REQUIREMENTS
Please write out the material that follows, exactly as it stands.

— start DATA ROWS —

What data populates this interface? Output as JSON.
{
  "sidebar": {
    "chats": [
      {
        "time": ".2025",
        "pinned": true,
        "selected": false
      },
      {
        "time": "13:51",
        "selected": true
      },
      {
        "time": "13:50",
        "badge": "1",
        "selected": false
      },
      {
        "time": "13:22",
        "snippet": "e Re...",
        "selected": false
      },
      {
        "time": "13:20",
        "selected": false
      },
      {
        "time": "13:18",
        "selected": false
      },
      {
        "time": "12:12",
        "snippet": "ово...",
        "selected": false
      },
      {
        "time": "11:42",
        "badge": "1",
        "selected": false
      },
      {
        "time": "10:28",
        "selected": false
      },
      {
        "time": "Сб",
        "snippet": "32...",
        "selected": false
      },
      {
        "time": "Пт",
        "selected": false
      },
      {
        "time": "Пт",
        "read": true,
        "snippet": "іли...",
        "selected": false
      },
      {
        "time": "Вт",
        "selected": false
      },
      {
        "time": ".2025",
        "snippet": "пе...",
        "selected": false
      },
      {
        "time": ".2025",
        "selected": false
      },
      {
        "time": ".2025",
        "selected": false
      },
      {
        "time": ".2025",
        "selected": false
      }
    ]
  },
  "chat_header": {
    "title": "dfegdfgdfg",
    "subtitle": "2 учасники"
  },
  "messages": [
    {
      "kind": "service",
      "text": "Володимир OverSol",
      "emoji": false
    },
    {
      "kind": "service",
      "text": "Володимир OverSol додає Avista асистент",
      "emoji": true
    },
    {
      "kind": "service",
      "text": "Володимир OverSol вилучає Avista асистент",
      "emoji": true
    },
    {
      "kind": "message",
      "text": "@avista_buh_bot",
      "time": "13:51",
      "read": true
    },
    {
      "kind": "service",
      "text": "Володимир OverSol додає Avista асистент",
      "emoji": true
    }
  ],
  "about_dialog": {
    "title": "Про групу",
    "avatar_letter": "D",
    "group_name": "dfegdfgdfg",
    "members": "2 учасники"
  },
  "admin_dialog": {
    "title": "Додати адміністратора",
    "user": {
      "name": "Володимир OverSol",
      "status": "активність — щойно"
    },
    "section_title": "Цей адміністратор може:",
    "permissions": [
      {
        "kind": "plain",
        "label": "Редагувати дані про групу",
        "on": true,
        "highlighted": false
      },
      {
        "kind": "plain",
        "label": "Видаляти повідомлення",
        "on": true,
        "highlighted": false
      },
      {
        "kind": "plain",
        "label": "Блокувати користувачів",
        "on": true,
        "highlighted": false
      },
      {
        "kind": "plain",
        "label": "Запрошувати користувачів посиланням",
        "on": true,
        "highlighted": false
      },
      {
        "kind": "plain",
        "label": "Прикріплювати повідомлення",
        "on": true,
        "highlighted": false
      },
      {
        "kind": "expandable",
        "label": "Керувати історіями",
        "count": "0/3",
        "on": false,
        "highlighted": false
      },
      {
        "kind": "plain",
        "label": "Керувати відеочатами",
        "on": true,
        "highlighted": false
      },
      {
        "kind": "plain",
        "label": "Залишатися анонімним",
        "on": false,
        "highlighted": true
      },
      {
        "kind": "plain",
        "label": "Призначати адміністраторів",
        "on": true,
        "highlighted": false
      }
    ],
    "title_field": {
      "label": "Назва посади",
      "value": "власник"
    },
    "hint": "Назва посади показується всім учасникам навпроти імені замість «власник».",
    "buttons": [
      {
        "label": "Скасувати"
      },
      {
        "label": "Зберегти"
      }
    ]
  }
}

— end DATA ROWS —

RESULT OF THE TASK
What data populates this interface? Output as JSON.
{
  "sidebar": {
    "chats": [
      {
        "time": ".2025",
        "pinned": true,
        "selected": false
      },
      {
        "time": "13:51",
        "selected": true
      },
      {
        "time": "13:50",
        "badge": "1",
        "selected": false
      },
      {
        "time": "13:22",
        "snippet": "e Re...",
        "selected": false
      },
      {
        "time": "13:20",
        "selected": false
      },
      {
        "time": "13:18",
        "selected": false
      },
      {
        "time": "12:12",
        "snippet": "ово...",
        "selected": false
      },
      {
        "time": "11:42",
        "badge": "1",
        "selected": false
      },
      {
        "time": "10:28",
        "selected": false
      },
      {
        "time": "Сб",
        "snippet": "32...",
        "selected": false
      },
      {
        "time": "Пт",
        "selected": false
      },
      {
        "time": "Пт",
        "read": true,
        "snippet": "іли...",
        "selected": false
      },
      {
        "time": "Вт",
        "selected": false
      },
      {
        "time": ".2025",
        "snippet": "пе...",
        "selected": false
      },
      {
        "time": ".2025",
        "selected": false
      },
      {
        "time": ".2025",
        "selected": false
      },
      {
        "time": ".2025",
        "selected": false
      }
    ]
  },
  "chat_header": {
    "title": "dfegdfgdfg",
    "subtitle": "2 учасники"
  },
  "messages": [
    {
      "kind": "service",
      "text": "Володимир OverSol",
      "emoji": false
    },
    {
      "kind": "service",
      "text": "Володимир OverSol додає Avista асистент",
      "emoji": true
    },
    {
      "kind": "service",
      "text": "Володимир OverSol вилучає Avista асистент",
      "emoji": true
    },
    {
      "kind": "message",
      "text": "@avista_buh_bot",
      "time": "13:51",
      "read": true
    },
    {
      "kind": "service",
      "text": "Володимир OverSol додає Avista асистент",
      "emoji": true
    }
  ],
  "about_dialog": {
    "title": "Про групу",
    "avatar_letter": "D",
    "group_name": "dfegdfgdfg",
    "members": "2 учасники"
  },
  "admin_dialog": {
    "title": "Додати адміністратора",
    "user": {
      "name": "Володимир OverSol",
      "status": "активність — щойно"
    },
    "section_title": "Цей адміністратор може:",
    "permissions": [
      {
        "kind": "plain",
        "label": "Редагувати дані про групу",
        "on": true,
        "highlighted": false
      },
      {
        "kind": "plain",
        "label": "Видаляти повідомлення",
        "on": true,
        "highlighted": false
      },
      {
        "kind": "plain",
        "label": "Блокувати користувачів",
        "on": true,
        "highlighted": false
      },
      {
        "kind": "plain",
        "label": "Запрошувати користувачів посиланням",
        "on": true,
        "highlighted": false
      },
      {
        "kind": "plain",
        "label": "Прикріплювати повідомлення",
        "on": true,
        "highlighted": false
      },
      {
        "kind": "expandable",
        "label": "Керувати історіями",
        "count": "0/3",
        "on": false,
        "highlighted": false
      },
      {
        "kind": "plain",
        "label": "Керувати відеочатами",
        "on": true,
        "highlighted": false
      },
      {
        "kind": "plain",
        "label": "Залишатися анонімним",
        "on": false,
        "highlighted": true
      },
      {
        "kind": "plain",
        "label": "Призначати адміністраторів",
        "on": true,
        "highlighted": false
      }
    ],
    "title_field": {
      "label": "Назва посади",
      "value": "власник"
    },
    "hint": "Назва посади показується всім учасникам навпроти імені замість «власник».",
    "buttons": [
      {
        "label": "Скасувати"
      },
      {
        "label": "Зберегти"
      }
    ]
  }
}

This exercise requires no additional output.